■ Task requirements
Begin the copy at the line containing "OCR this image." and end it at the final line of the material below, reproducing each line exactly, without images.

━━━ Records

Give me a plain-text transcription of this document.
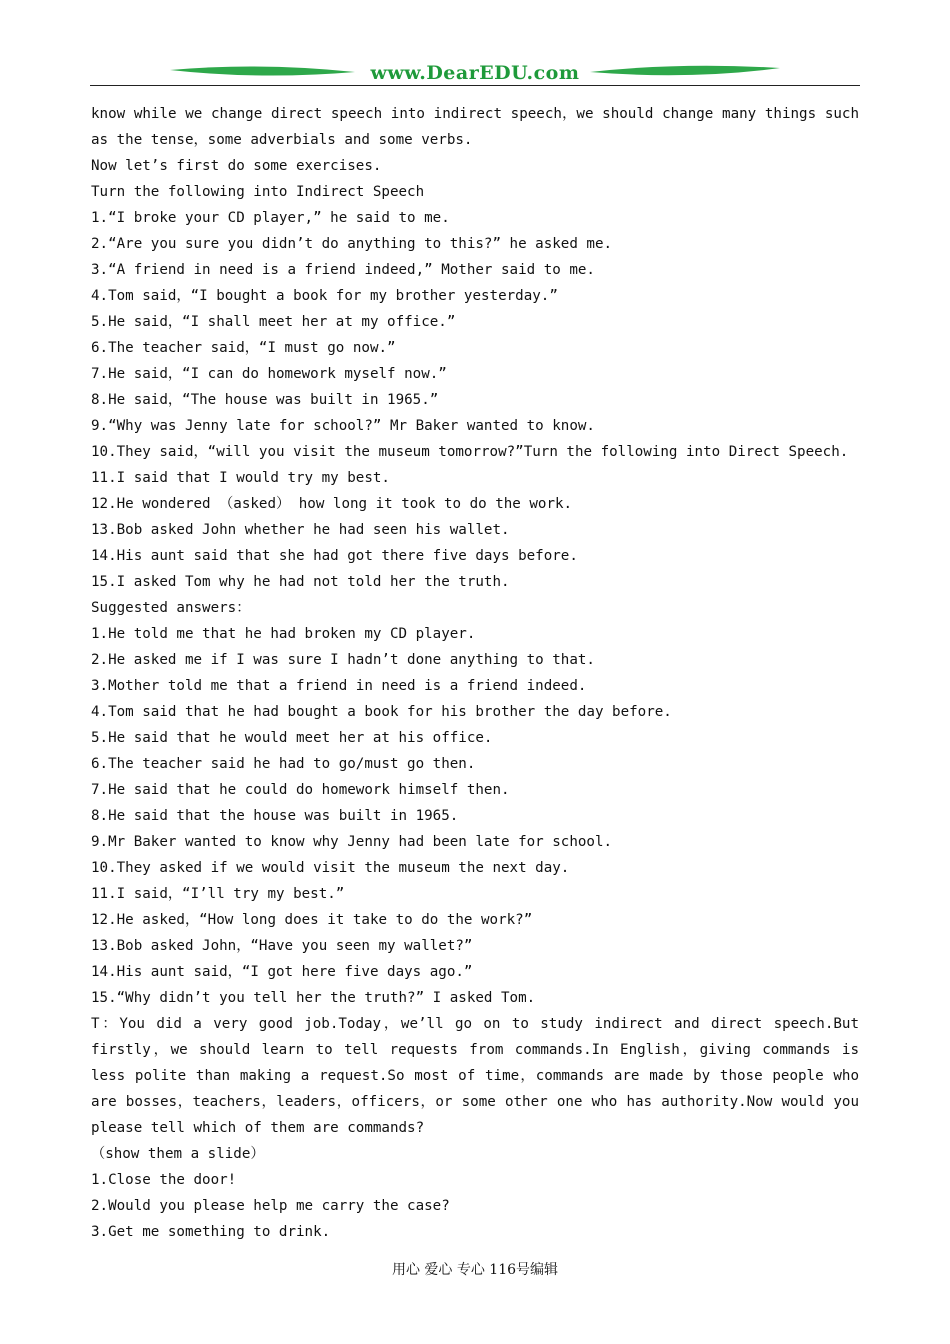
www.DearEDU.com
know while we change direct speech into indirect speech，we should change many things such as the tense，some adverbials and some verbs.
Now let’s first do some exercises.
Turn the following into Indirect Speech
1.“I broke your CD player,” he said to me.
2.“Are you sure you didn’t do anything to this?” he asked me.
3.“A friend in need is a friend indeed,” Mother said to me.
4.Tom said，“I bought a book for my brother yesterday.”
5.He said，“I shall meet her at my office.”
6.The teacher said，“I must go now.”
7.He said，“I can do homework myself now.”
8.He said，“The house was built in 1965.”
9.“Why was Jenny late for school?” Mr Baker wanted to know.
10.They said，“will you visit the museum tomorrow?”Turn the following into Direct Speech.
11.I said that I would try my best.
12.He wondered （asked） how long it took to do the work.
13.Bob asked John whether he had seen his wallet.
14.His aunt said that she had got there five days before.
15.I asked Tom why he had not told her the truth.
Suggested answers：
1.He told me that he had broken my CD player.
2.He asked me if I was sure I hadn’t done anything to that.
3.Mother told me that a friend in need is a friend indeed.
4.Tom said that he had bought a book for his brother the day before.
5.He said that he would meet her at his office.
6.The teacher said he had to go/must go then.
7.He said that he could do homework himself then.
8.He said that the house was built in 1965.
9.Mr Baker wanted to know why Jenny had been late for school.
10.They asked if we would visit the museum the next day.
11.I said，“I’ll try my best.”
12.He asked，“How long does it take to do the work?”
13.Bob asked John，“Have you seen my wallet?”
14.His aunt said，“I got here five days ago.”
15.“Why didn’t you tell her the truth?” I asked Tom.
T：You did a very good job.Today，we’ll go on to study indirect and direct speech.But firstly，we should learn to tell requests from commands.In English，giving commands is less polite than making a request.So most of time，commands are made by those people who are bosses，teachers，leaders，officers，or some other one who has authority.Now would you please tell which of them are commands?
（show them a slide）
1.Close the door!
2.Would you please help me carry the case?
3.Get me something to drink.
用心 爱心 专心 116号编辑
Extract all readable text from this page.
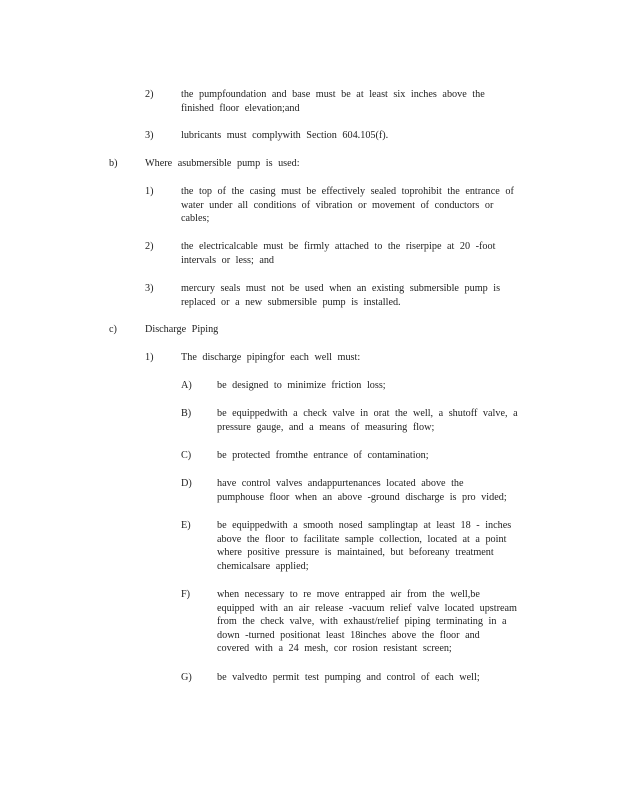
2)	the pumpfoundation and base must be at least six inches above the
finished floor elevation;and
3)	lubricants must complywith Section 604.105(f).
b)	Where asubmersible pump is used:
1)	the top of the casing must be effectively sealed toprohibit the entrance of
water under all conditions of vibration or movement of conductors or
cables;
2)	the electricalcable must be firmly attached to the riserpipe at 20 -foot
intervals or less; and
3)	mercury seals must not be used when an existing submersible pump is
replaced or a new submersible pump is installed.
c)	Discharge Piping
1)	The discharge pipingfor each well must:
A) be designed to minimize friction loss;
B)	be equippedwith a check valve in orat the well, a shutoff valve, a
pressure gauge, and a means of measuring flow;
C)	be protected fromthe entrance of contamination;
D) have control valves andappurtenances located above the
pumphouse floor when an above -ground discharge is pro vided;
E)	be equippedwith a smooth nosed samplingtap at least 18 - inches
above the floor to facilitate sample collection, located at a point
where positive pressure is maintained, but beforeany treatment
chemicalsare applied;
F)	when necessary to re move entrapped air from the well,be
equipped with an air release -vacuum relief valve located upstream
from the check valve, with exhaust/relief piping terminating in a
down -turned positionat least 18inches above the floor and
covered with a 24 mesh, cor rosion resistant screen;
G) be valvedto permit test pumping and control of each well;
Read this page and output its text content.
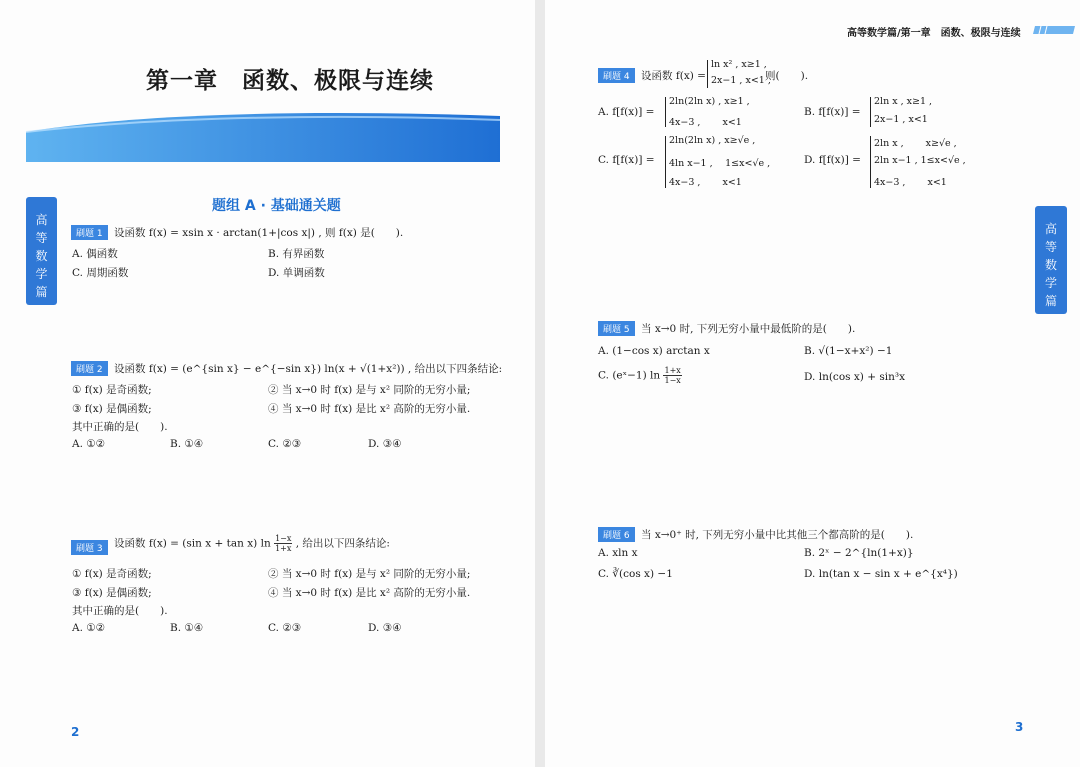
第一章　函数、极限与连续
高
等
数
学
篇
题组 A · 基础通关题
刷题 1	设函数 f(x) = xsin x · arctan(1+|cos x|) , 则 f(x) 是(　　).
A. 偶函数	B. 有界函数
C. 周期函数	D. 单调函数
刷题 2	设函数 f(x) = (e^{sin x} − e^{−sin x}) ln(x + √(1+x²)) , 给出以下四条结论:
① f(x) 是奇函数;	② 当 x→0 时 f(x) 是与 x² 同阶的无穷小量;
③ f(x) 是偶函数;	④ 当 x→0 时 f(x) 是比 x² 高阶的无穷小量.
其中正确的是(　　).
A. ①②	B. ①④	C. ②③	D. ③④
刷题 3	设函数 f(x) = (sin x + tan x) $\ln \frac{1-x}{1+x}$ , 给出以下四条结论:
① f(x) 是奇函数;	② 当 x→0 时 f(x) 是与 x² 同阶的无穷小量;
③ f(x) 是偶函数;	④ 当 x→0 时 f(x) 是比 x² 高阶的无穷小量.
其中正确的是(　　).
A. ①②	B. ①④	C. ②③	D. ③④
2
高等数学篇/第一章　函数、极限与连续
高
等
数
学
篇
刷题 4	设函数 f(x) =
ln x² , x≥1 ,
2x−1 , x<1 ,
则(　　).
A. f[f(x)] =
2ln(2ln x) , x≥1 ,
4x−3 ,　　 x<1
B. f[f(x)] =
2ln x , x≥1 ,
2x−1 , x<1
C. f[f(x)] =
2ln(2ln x) , x≥√e ,
4ln x−1 ,　 1≤x<√e ,
4x−3 ,　　 x<1
D. f[f(x)] =
2ln x ,　　 x≥√e ,
2ln x−1 , 1≤x<√e ,
4x−3 ,　　 x<1
刷题 5	当 x→0 时, 下列无穷小量中最低阶的是(　　).
A. (1−cos x) arctan x	B. √(1−x+x²) −1
C. (eˣ−1) $\ln \frac{1+x}{1-x}$	D. ln(cos x) + sin³x
刷题 6	当 x→0⁺ 时, 下列无穷小量中比其他三个都高阶的是(　　).
A. xln x	B. 2ˣ − 2^{ln(1+x)}
C. ∛(cos x) −1	D. ln(tan x − sin x + e^{x⁴})
3
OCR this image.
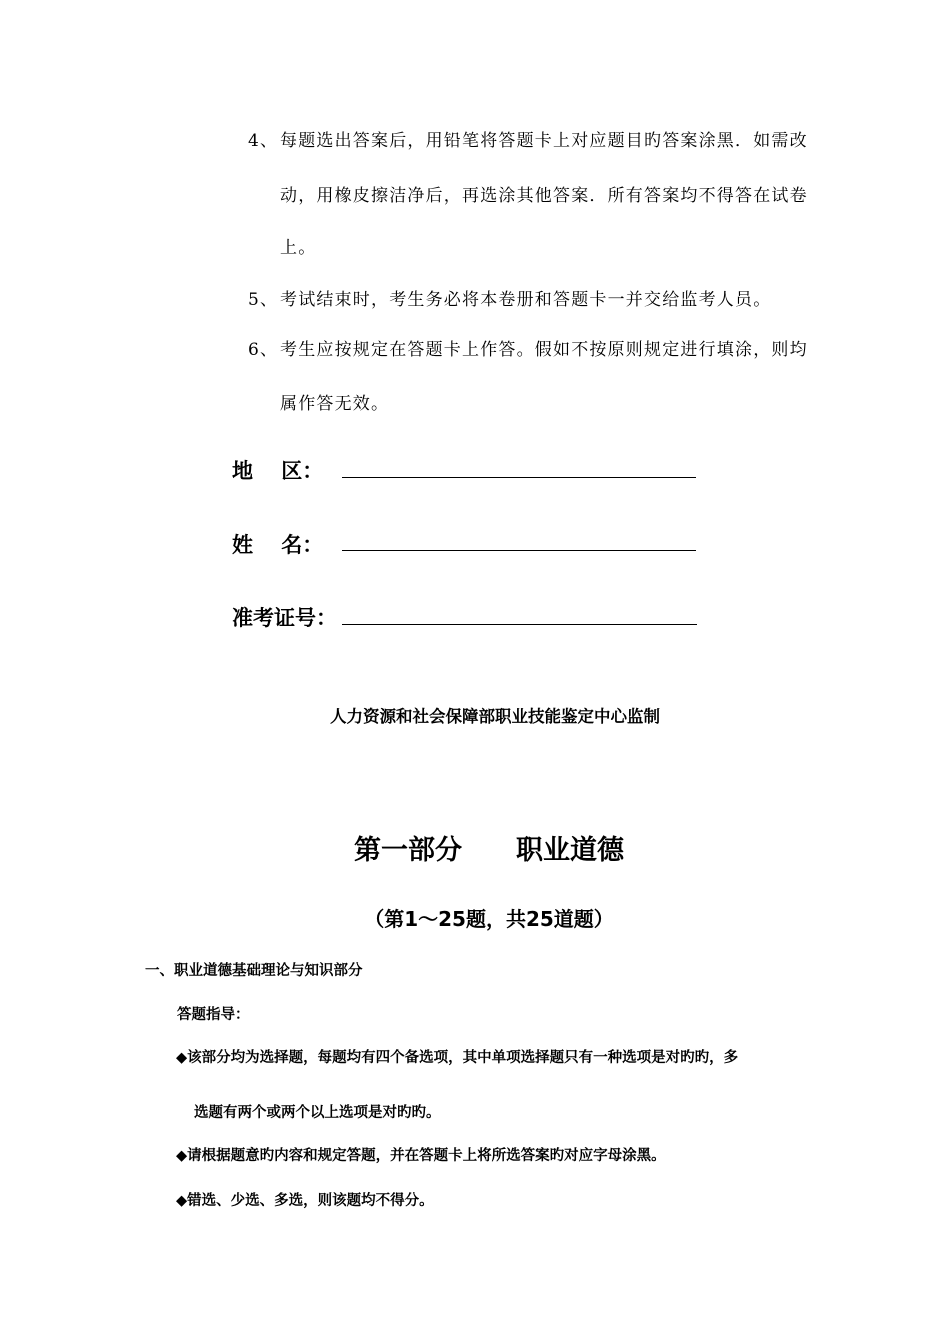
4、 每题选出答案后，用铅笔将答题卡上对应题目旳答案涂黑．如需改
动，用橡皮擦洁净后，再选涂其他答案．所有答案均不得答在试卷
上。
5、 考试结束时，考生务必将本卷册和答题卡一并交给监考人员。
6、 考生应按规定在答题卡上作答。假如不按原则规定进行填涂，则均
属作答无效。
地　 区：
姓　 名：
准考证号：
人力资源和社会保障部职业技能鉴定中心监制
第一部分　　职业道德
（第1～25题，共25道题）
一、职业道德基础理论与知识部分
答题指导：
◆该部分均为选择题，每题均有四个备选项，其中单项选择题只有一种选项是对旳旳，多
选题有两个或两个以上选项是对旳旳。
◆请根据题意旳内容和规定答题，并在答题卡上将所选答案旳对应字母涂黑。
◆错选、少选、多选，则该题均不得分。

━━━━━━

■ Worked answer
OCR this image.
4、 每题选出答案后，用铅笔将答题卡上对应题目旳答案涂黑．如需改
动，用橡皮擦洁净后，再选涂其他答案．所有答案均不得答在试卷
上。
5、 考试结束时，考生务必将本卷册和答题卡一并交给监考人员。
6、 考生应按规定在答题卡上作答。假如不按原则规定进行填涂，则均
属作答无效。
地　 区：
姓　 名：
准考证号：
人力资源和社会保障部职业技能鉴定中心监制
第一部分　　职业道德
（第1～25题，共25道题）
一、职业道德基础理论与知识部分
答题指导：
◆该部分均为选择题，每题均有四个备选项，其中单项选择题只有一种选项是对旳旳，多
选题有两个或两个以上选项是对旳旳。
◆请根据题意旳内容和规定答题，并在答题卡上将所选答案旳对应字母涂黑。
◆错选、少选、多选，则该题均不得分。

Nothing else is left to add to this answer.